For this reason, I am not using normal RDD. 

I am still new to apache spark, so any suggestion will be greatly appreciated. 

On Mon, Mar 21, 2016 at 10:09 AM, Prem Sure <premsure542@gmail.com> wrote:
any specific reason you would like to use collectasmap only? You probably move to normal RDD instead of a Pair.

On Monday, March 21, 2016, Mark Hamstra <mark@clearstorydata.com> wrote:
You're not getting what Ted is telling you.  Your `dict` is an RDD[String]  -- i.e. it is a collection of a single value type, String.  But `collectAsMap` is only defined for PairRDDs that have key-value pairs for their data elements.  Both a key and a value are needed to collect into a Map[K, V]. 

On Sun, Mar 20, 2016 at 8:19 PM, Shishir Anshuman <shishiranshuman@gmail.com> wrote:
yes I have included that class in my code.
I guess its something to do with the RDD format. Not able to figure out the exact reason.

On Fri, Mar 18, 2016 at 9:27 AM, Ted Yu <yuzhihong@gmail.com> wrote:
It is defined in:

On Thu, Mar 17, 2016 at 8:55 PM, Shishir Anshuman <shishiranshuman@gmail.com> wrote:
I am using following code snippet in scala:

val dict: RDD[String] = sc.textFile("path/to/csv/file")
val dict_broadcast=sc.broadcast(dict.collectAsMap())

On compiling It generates this error:

scala:42: value collectAsMap is not a member of org.apache.spark.rdd.RDD[String]

val dict_broadcast=sc.broadcast(dict.collectAsMap())

● **STATED GOAL 1**
Please retype the rows between the line holding "Itemize the components" and the line holding "unread-badge: 2 (286, 240, 305, 259)", inclusive.

● **RECORD EXTRACTS**
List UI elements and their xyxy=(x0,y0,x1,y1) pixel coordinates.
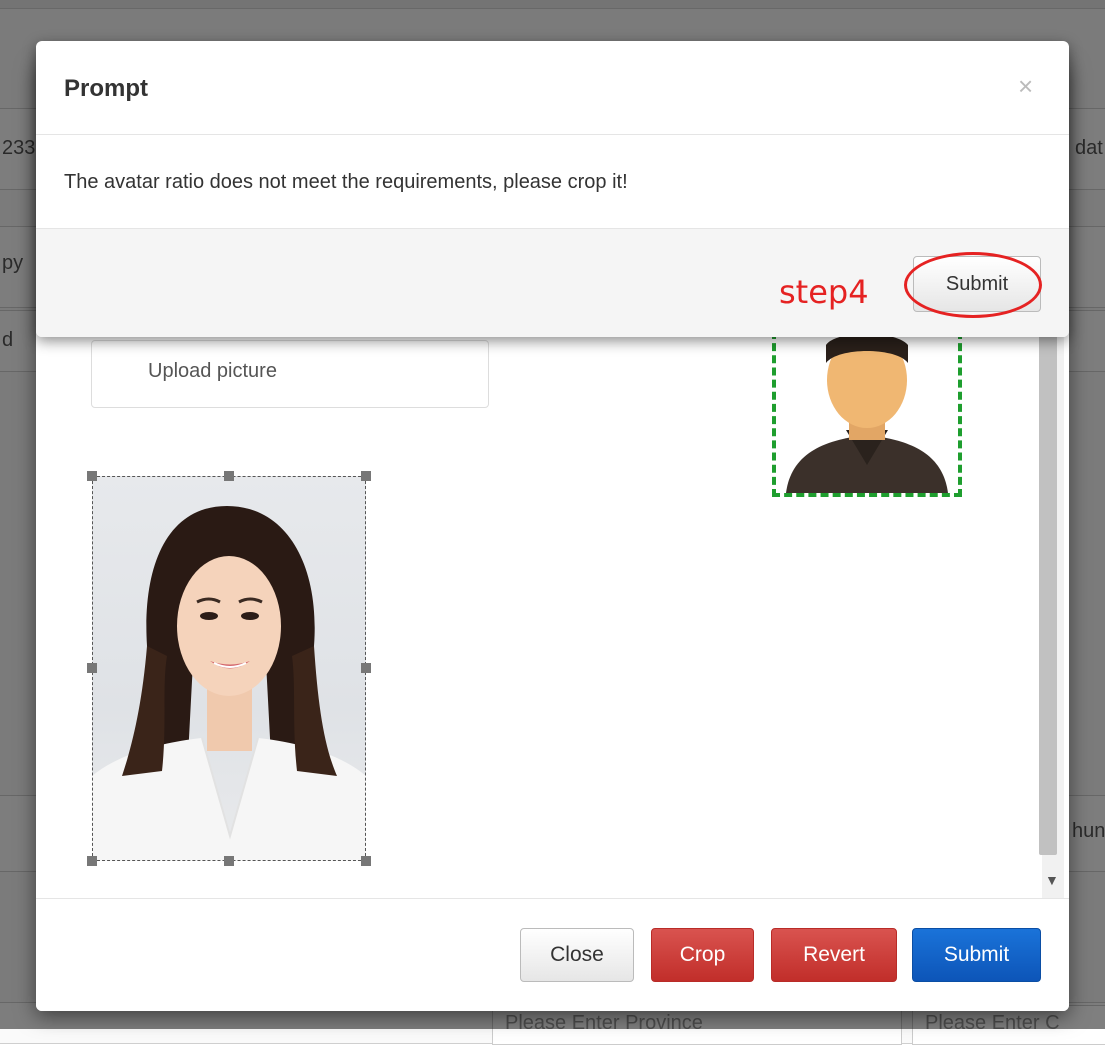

--

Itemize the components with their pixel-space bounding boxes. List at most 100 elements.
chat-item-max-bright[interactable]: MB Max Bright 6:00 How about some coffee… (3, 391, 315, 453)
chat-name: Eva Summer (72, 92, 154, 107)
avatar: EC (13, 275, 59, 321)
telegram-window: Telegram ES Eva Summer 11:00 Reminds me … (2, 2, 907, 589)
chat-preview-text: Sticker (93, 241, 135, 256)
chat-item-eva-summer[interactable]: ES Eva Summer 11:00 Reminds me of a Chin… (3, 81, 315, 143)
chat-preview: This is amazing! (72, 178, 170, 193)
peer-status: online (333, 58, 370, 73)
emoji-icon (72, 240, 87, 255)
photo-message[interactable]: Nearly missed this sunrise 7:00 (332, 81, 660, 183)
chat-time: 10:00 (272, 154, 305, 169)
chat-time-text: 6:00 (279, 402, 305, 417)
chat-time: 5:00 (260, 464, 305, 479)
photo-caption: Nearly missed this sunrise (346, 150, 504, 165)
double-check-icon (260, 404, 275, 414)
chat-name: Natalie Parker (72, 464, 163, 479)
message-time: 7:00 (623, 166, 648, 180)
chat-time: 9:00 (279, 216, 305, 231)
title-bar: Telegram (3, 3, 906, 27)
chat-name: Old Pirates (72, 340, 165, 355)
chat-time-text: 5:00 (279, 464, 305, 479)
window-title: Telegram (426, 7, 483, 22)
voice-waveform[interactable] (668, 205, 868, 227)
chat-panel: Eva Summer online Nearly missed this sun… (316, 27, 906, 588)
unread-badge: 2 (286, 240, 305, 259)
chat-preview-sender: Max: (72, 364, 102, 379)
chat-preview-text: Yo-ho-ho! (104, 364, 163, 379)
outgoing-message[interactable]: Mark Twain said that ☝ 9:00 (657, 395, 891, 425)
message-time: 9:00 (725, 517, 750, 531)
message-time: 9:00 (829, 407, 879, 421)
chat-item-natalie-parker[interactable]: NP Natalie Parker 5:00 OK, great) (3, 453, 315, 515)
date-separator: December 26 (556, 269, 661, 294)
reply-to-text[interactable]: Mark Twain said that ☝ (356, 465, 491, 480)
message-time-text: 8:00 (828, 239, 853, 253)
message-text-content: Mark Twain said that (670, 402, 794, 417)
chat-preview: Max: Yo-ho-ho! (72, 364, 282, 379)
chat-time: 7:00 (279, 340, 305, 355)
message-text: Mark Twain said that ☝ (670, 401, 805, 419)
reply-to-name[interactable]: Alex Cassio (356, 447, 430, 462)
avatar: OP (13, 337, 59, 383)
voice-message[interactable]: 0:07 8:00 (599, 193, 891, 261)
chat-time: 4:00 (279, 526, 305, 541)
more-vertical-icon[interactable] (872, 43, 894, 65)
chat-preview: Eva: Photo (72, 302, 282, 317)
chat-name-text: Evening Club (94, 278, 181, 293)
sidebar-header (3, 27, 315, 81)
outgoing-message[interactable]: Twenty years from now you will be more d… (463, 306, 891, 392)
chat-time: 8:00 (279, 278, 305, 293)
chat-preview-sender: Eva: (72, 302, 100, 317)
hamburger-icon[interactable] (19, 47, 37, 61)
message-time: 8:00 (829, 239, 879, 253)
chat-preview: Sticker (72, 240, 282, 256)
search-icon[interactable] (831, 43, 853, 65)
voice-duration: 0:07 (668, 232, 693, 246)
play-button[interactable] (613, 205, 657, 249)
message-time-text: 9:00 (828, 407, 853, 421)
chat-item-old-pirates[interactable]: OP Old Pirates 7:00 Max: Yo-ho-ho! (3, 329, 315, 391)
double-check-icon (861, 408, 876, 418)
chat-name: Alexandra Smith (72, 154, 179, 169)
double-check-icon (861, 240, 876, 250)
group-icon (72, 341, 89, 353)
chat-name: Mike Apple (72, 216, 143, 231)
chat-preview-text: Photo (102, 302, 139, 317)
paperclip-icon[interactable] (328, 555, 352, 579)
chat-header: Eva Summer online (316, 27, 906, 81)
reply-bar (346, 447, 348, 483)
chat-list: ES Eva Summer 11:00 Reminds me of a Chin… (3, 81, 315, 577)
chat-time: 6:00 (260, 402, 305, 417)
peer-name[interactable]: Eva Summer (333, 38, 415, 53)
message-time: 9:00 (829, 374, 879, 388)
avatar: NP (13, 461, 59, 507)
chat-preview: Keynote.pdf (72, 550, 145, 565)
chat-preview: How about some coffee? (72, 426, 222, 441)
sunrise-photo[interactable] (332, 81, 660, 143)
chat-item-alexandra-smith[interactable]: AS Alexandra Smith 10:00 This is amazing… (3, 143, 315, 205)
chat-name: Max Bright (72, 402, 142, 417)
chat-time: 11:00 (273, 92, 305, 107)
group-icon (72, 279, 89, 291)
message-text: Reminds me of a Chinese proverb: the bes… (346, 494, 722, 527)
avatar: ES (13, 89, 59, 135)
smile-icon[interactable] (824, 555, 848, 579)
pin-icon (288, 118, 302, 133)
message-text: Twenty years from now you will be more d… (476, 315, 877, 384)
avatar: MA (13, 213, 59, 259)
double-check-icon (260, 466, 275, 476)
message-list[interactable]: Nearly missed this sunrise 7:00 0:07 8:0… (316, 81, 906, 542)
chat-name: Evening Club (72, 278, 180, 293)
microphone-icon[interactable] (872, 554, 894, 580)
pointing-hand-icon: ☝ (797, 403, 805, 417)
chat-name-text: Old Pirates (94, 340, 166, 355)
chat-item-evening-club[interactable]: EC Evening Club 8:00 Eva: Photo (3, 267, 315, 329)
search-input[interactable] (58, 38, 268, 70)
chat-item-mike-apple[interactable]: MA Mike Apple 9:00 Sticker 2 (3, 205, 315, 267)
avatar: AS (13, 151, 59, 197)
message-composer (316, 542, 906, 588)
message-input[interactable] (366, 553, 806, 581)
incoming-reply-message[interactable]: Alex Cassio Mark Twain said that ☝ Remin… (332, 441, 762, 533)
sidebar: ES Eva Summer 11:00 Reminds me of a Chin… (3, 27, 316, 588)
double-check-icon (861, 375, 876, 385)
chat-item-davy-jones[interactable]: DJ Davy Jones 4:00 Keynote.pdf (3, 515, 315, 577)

...

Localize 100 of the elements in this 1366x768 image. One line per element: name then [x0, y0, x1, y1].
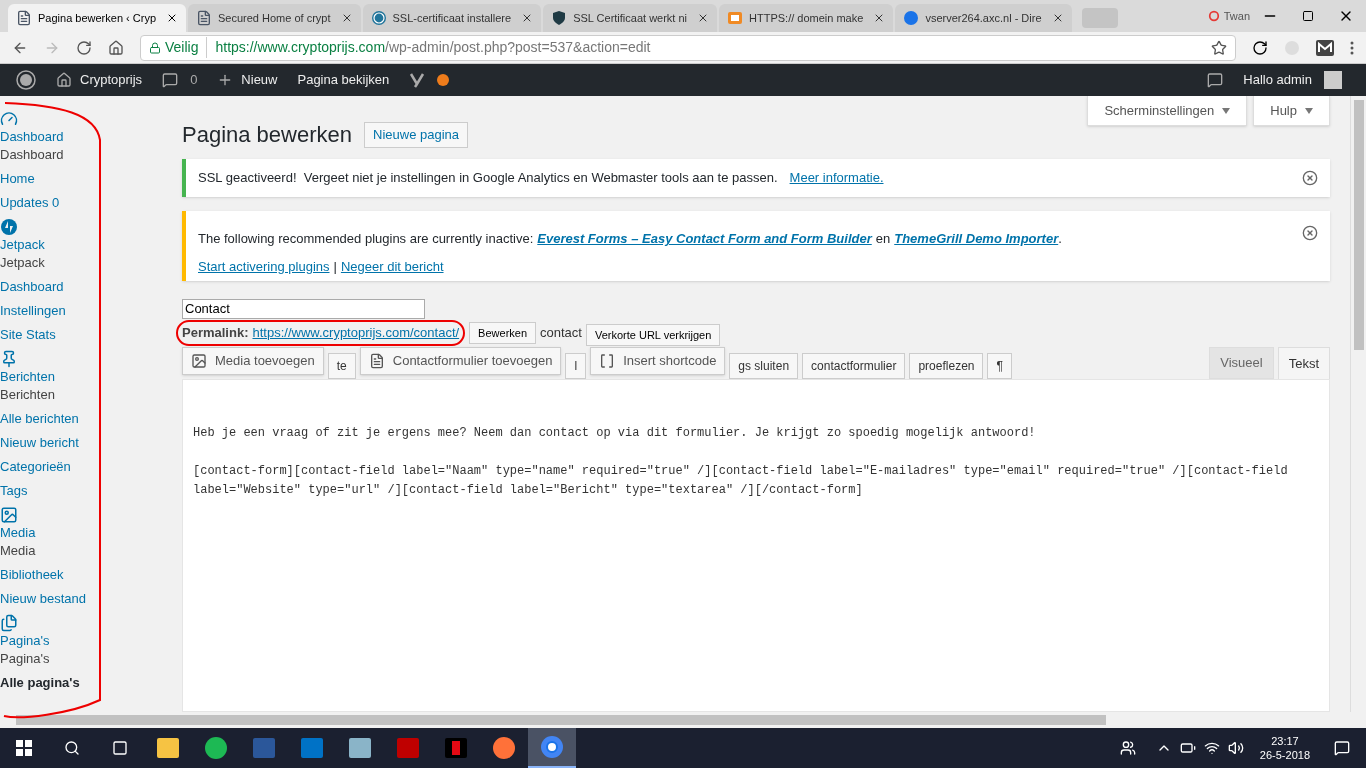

● **STATED GOAL 2**
For each statement, say yes or no to whether it agrees with the Spark thread, and quote the words of the thread that settle it: (a) The compiler error reports that collectAsMap is not a member of org.apache.spark.rdd.RDD[String]. (b) collectAsMap works on an RDD holding a single value type such as String. (c) Prem Sure proposes moving to a normal RDD instead of a Pair.

● **CORRECT RESULT 1**
Itemize the components with their pixel-space bounding boxes. List at most 100 elements.
chat-item-max-bright[interactable]: MB Max Bright 6:00 How about some coffee… (3, 391, 315, 453)
chat-name: Eva Summer (72, 92, 154, 107)
avatar: EC (13, 275, 59, 321)
telegram-window: Telegram ES Eva Summer 11:00 Reminds me … (2, 2, 907, 589)
chat-preview-text: Sticker (93, 241, 135, 256)
chat-item-eva-summer[interactable]: ES Eva Summer 11:00 Reminds me of a Chin… (3, 81, 315, 143)
chat-preview: This is amazing! (72, 178, 170, 193)
peer-status: online (333, 58, 370, 73)
emoji-icon (72, 240, 87, 255)
photo-message[interactable]: Nearly missed this sunrise 7:00 (332, 81, 660, 183)
chat-time: 10:00 (272, 154, 305, 169)
chat-time-text: 6:00 (279, 402, 305, 417)
chat-time: 5:00 (260, 464, 305, 479)
photo-caption: Nearly missed this sunrise (346, 150, 504, 165)
double-check-icon (260, 404, 275, 414)
chat-name: Natalie Parker (72, 464, 163, 479)
message-time: 7:00 (623, 166, 648, 180)
chat-time: 9:00 (279, 216, 305, 231)
title-bar: Telegram (3, 3, 906, 27)
chat-name: Old Pirates (72, 340, 165, 355)
chat-time-text: 5:00 (279, 464, 305, 479)
window-title: Telegram (426, 7, 483, 22)
voice-waveform[interactable] (668, 205, 868, 227)
chat-panel: Eva Summer online Nearly missed this sun… (316, 27, 906, 588)
unread-badge: 2 (286, 240, 305, 259)

● **CORRECT RESULT 2**
(a) Yes: "value collectAsMap is not a member of org.apache.spark.rdd.RDD[String]"
(b) No: "But `collectAsMap` is only defined for PairRDDs that have key-value pairs for their data elements."
(c) Yes: "You probably move to normal RDD instead of a Pair."